• _Dataset records on visual material_:

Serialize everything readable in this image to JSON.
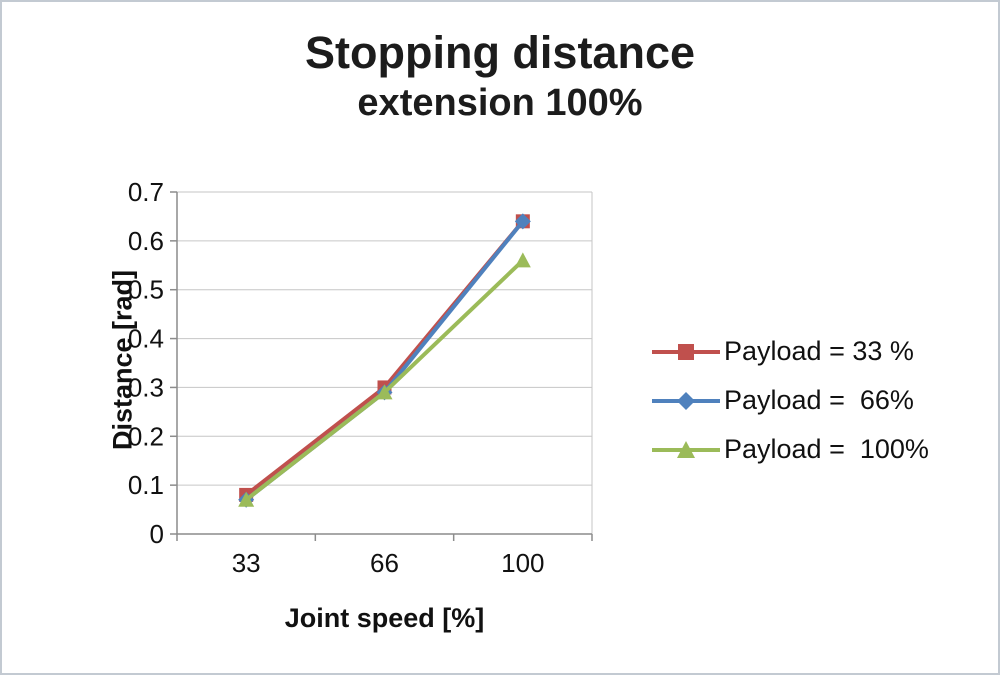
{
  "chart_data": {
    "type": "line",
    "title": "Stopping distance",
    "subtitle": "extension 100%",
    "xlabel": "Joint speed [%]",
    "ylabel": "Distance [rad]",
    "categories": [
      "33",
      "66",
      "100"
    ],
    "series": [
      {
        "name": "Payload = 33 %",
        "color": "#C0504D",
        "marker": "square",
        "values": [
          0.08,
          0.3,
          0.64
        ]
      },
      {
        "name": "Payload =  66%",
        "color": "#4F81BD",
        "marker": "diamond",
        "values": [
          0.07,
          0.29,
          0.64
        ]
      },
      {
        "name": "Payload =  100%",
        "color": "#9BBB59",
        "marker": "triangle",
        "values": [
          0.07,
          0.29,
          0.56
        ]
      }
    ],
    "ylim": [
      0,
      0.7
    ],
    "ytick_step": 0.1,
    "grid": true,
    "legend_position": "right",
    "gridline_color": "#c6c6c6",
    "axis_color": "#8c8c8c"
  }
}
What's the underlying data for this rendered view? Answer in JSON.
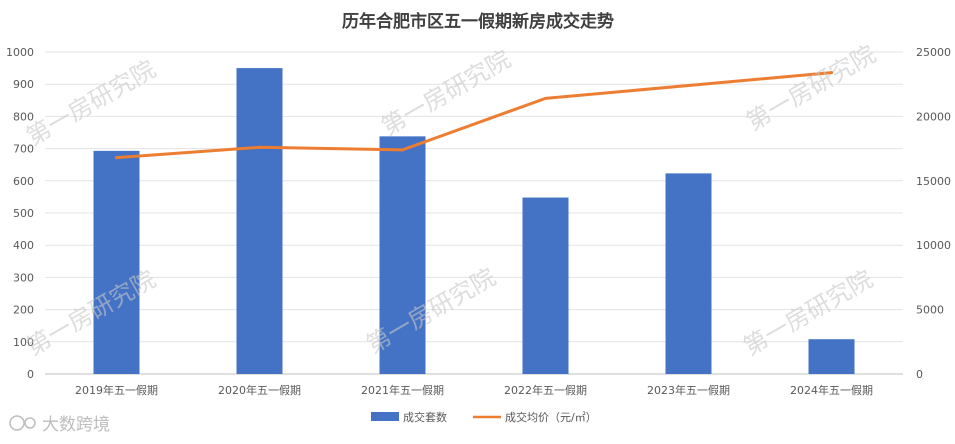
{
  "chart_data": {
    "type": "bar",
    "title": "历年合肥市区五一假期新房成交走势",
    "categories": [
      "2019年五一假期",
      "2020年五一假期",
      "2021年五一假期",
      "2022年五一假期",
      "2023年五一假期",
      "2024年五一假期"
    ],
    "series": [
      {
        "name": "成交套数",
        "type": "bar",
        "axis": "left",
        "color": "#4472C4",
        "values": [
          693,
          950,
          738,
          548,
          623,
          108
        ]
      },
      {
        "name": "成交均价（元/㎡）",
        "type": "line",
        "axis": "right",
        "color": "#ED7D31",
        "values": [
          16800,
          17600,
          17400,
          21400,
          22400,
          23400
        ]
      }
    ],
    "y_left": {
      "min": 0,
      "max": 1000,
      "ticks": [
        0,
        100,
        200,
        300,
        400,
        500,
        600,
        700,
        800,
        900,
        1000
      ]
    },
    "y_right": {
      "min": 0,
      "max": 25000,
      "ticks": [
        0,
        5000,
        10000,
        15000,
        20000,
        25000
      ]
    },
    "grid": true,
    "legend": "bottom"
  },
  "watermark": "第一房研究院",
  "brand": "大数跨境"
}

• _Exercise prompt_: Exactly the lines from the one with "What's the underlying" through the end of the records should be written out, and only those. Pictures do not belong in the copy.

• _Result of the exercise_:
What's the underlying data for this rendered view? Answer in JSON.
{
  "chart_data": {
    "type": "bar",
    "title": "历年合肥市区五一假期新房成交走势",
    "categories": [
      "2019年五一假期",
      "2020年五一假期",
      "2021年五一假期",
      "2022年五一假期",
      "2023年五一假期",
      "2024年五一假期"
    ],
    "series": [
      {
        "name": "成交套数",
        "type": "bar",
        "axis": "left",
        "color": "#4472C4",
        "values": [
          693,
          950,
          738,
          548,
          623,
          108
        ]
      },
      {
        "name": "成交均价（元/㎡）",
        "type": "line",
        "axis": "right",
        "color": "#ED7D31",
        "values": [
          16800,
          17600,
          17400,
          21400,
          22400,
          23400
        ]
      }
    ],
    "y_left": {
      "min": 0,
      "max": 1000,
      "ticks": [
        0,
        100,
        200,
        300,
        400,
        500,
        600,
        700,
        800,
        900,
        1000
      ]
    },
    "y_right": {
      "min": 0,
      "max": 25000,
      "ticks": [
        0,
        5000,
        10000,
        15000,
        20000,
        25000
      ]
    },
    "grid": true,
    "legend": "bottom"
  },
  "watermark": "第一房研究院",
  "brand": "大数跨境"
}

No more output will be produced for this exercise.